Task:
Print all the records exactly, please.

Entries shown:

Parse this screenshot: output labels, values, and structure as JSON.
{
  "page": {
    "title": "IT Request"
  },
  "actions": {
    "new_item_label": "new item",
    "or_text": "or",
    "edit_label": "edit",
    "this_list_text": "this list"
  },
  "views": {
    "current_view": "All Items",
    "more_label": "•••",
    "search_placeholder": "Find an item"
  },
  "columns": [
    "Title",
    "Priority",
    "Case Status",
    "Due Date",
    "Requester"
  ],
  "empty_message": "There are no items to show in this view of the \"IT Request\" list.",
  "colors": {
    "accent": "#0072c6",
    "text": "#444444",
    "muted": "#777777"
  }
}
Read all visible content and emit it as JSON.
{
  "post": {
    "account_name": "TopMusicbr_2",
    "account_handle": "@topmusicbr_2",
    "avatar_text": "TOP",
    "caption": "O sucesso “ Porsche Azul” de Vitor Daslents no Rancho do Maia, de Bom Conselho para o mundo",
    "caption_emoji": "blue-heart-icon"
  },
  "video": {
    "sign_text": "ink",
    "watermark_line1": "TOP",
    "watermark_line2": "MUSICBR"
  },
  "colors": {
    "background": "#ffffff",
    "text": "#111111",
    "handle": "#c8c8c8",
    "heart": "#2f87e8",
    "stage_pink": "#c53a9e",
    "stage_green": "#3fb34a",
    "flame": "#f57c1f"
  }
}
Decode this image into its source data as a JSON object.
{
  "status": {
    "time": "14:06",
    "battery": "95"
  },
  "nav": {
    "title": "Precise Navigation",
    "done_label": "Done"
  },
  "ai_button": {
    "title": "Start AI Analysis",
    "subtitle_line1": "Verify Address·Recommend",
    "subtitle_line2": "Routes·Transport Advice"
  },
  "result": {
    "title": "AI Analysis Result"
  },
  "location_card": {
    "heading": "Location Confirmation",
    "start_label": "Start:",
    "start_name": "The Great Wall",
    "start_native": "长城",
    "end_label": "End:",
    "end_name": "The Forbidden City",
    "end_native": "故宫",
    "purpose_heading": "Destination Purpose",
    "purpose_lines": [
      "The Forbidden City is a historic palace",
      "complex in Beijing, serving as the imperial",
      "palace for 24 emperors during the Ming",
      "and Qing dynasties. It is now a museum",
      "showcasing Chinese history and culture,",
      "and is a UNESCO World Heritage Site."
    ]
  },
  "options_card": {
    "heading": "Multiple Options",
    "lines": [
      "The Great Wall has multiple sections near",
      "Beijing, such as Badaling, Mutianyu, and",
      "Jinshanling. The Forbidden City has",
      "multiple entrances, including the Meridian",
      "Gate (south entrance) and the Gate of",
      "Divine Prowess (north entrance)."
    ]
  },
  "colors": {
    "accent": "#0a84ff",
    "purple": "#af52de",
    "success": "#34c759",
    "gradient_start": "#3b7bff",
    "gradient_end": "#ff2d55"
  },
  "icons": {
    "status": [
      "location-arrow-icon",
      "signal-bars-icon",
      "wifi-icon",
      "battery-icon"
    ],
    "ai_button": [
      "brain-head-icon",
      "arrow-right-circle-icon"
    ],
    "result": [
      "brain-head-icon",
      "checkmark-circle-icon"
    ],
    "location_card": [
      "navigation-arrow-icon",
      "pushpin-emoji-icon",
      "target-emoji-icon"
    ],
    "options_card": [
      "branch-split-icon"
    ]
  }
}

Correct response:
Parse this screenshot: output labels, values, and structure as JSON.
{
  "page": {
    "title": "IT Request"
  },
  "actions": {
    "new_item_label": "new item",
    "or_text": "or",
    "edit_label": "edit",
    "this_list_text": "this list"
  },
  "views": {
    "current_view": "All Items",
    "more_label": "•••",
    "search_placeholder": "Find an item"
  },
  "columns": [
    "Title",
    "Priority",
    "Case Status",
    "Due Date",
    "Requester"
  ],
  "empty_message": "There are no items to show in this view of the \"IT Request\" list.",
  "colors": {
    "accent": "#0072c6",
    "text": "#444444",
    "muted": "#777777"
  }
}
Read all visible content and emit it as JSON.
{
  "post": {
    "account_name": "TopMusicbr_2",
    "account_handle": "@topmusicbr_2",
    "avatar_text": "TOP",
    "caption": "O sucesso “ Porsche Azul” de Vitor Daslents no Rancho do Maia, de Bom Conselho para o mundo",
    "caption_emoji": "blue-heart-icon"
  },
  "video": {
    "sign_text": "ink",
    "watermark_line1": "TOP",
    "watermark_line2": "MUSICBR"
  },
  "colors": {
    "background": "#ffffff",
    "text": "#111111",
    "handle": "#c8c8c8",
    "heart": "#2f87e8",
    "stage_pink": "#c53a9e",
    "stage_green": "#3fb34a",
    "flame": "#f57c1f"
  }
}
Decode this image into its source data as a JSON object.
{
  "status": {
    "time": "14:06",
    "battery": "95"
  },
  "nav": {
    "title": "Precise Navigation",
    "done_label": "Done"
  },
  "ai_button": {
    "title": "Start AI Analysis",
    "subtitle_line1": "Verify Address·Recommend",
    "subtitle_line2": "Routes·Transport Advice"
  },
  "result": {
    "title": "AI Analysis Result"
  },
  "location_card": {
    "heading": "Location Confirmation",
    "start_label": "Start:",
    "start_name": "The Great Wall",
    "start_native": "长城",
    "end_label": "End:",
    "end_name": "The Forbidden City",
    "end_native": "故宫",
    "purpose_heading": "Destination Purpose",
    "purpose_lines": [
      "The Forbidden City is a historic palace",
      "complex in Beijing, serving as the imperial",
      "palace for 24 emperors during the Ming",
      "and Qing dynasties. It is now a museum",
      "showcasing Chinese history and culture,",
      "and is a UNESCO World Heritage Site."
    ]
  },
  "options_card": {
    "heading": "Multiple Options",
    "lines": [
      "The Great Wall has multiple sections near",
      "Beijing, such as Badaling, Mutianyu, and",
      "Jinshanling. The Forbidden City has",
      "multiple entrances, including the Meridian",
      "Gate (south entrance) and the Gate of",
      "Divine Prowess (north entrance)."
    ]
  },
  "colors": {
    "accent": "#0a84ff",
    "purple": "#af52de",
    "success": "#34c759",
    "gradient_start": "#3b7bff",
    "gradient_end": "#ff2d55"
  },
  "icons": {
    "status": [
      "location-arrow-icon",
      "signal-bars-icon",
      "wifi-icon",
      "battery-icon"
    ],
    "ai_button": [
      "brain-head-icon",
      "arrow-right-circle-icon"
    ],
    "result": [
      "brain-head-icon",
      "checkmark-circle-icon"
    ],
    "location_card": [
      "navigation-arrow-icon",
      "pushpin-emoji-icon",
      "target-emoji-icon"
    ],
    "options_card": [
      "branch-split-icon"
    ]
  }
}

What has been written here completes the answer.